- Required work -
Pull every line containing "this" out of the material below.

- Data extract -
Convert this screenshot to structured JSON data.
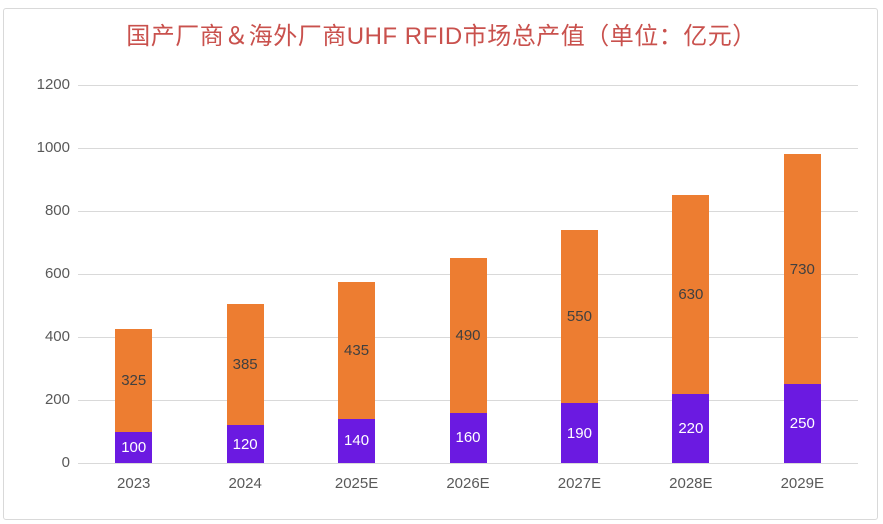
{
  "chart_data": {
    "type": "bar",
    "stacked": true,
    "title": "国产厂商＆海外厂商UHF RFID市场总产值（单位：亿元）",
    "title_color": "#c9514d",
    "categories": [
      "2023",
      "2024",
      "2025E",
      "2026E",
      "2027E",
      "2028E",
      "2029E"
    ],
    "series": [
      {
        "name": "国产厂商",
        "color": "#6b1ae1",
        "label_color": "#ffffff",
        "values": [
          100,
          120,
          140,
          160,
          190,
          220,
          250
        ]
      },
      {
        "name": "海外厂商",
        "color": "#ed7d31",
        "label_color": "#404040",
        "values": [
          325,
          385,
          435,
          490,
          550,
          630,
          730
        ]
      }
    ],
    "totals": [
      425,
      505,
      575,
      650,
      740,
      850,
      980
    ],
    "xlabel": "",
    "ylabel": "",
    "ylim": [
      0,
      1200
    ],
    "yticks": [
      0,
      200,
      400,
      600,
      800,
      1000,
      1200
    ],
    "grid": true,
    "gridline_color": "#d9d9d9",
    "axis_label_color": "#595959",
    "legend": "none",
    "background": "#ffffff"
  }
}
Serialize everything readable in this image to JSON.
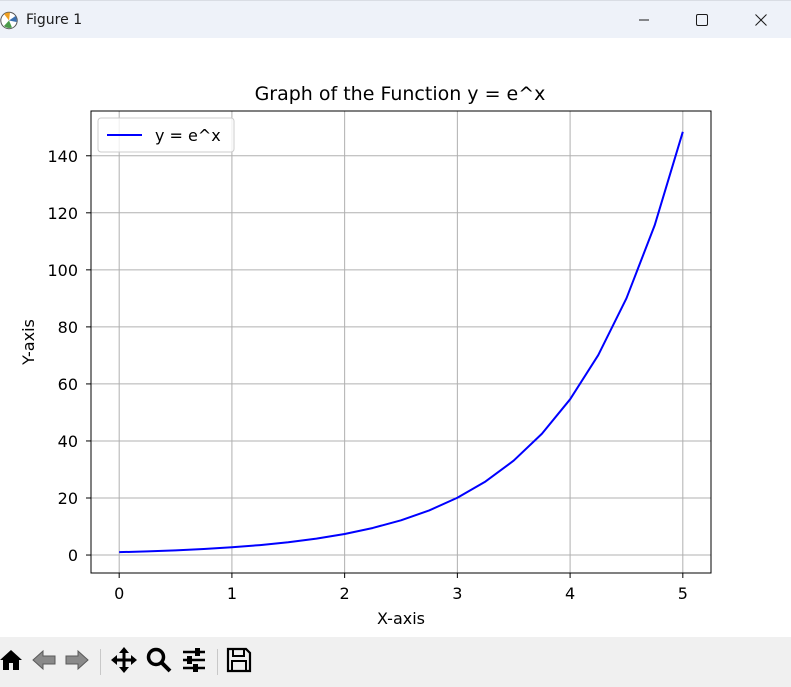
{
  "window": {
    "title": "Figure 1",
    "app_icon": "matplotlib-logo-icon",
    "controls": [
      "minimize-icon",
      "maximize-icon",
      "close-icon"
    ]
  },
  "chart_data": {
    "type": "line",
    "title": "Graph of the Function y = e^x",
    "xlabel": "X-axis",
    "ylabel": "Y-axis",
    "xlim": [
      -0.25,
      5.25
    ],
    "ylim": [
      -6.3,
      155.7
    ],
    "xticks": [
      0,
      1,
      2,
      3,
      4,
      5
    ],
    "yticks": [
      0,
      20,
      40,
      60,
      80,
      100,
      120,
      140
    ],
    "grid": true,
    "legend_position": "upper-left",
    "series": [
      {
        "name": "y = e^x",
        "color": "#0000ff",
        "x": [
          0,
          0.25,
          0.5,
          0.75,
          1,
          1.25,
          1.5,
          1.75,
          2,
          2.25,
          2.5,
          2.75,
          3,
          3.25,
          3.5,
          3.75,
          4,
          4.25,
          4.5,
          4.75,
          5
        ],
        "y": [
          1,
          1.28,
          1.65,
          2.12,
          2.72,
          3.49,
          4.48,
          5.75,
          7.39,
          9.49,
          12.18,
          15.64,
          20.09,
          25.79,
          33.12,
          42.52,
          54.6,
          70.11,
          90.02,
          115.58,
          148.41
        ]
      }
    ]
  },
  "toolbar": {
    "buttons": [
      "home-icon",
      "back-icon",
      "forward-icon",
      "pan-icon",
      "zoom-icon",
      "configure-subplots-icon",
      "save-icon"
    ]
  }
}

- Output -
Convert this screenshot to structured JSON data.
Serialize everything readable in this image to JSON.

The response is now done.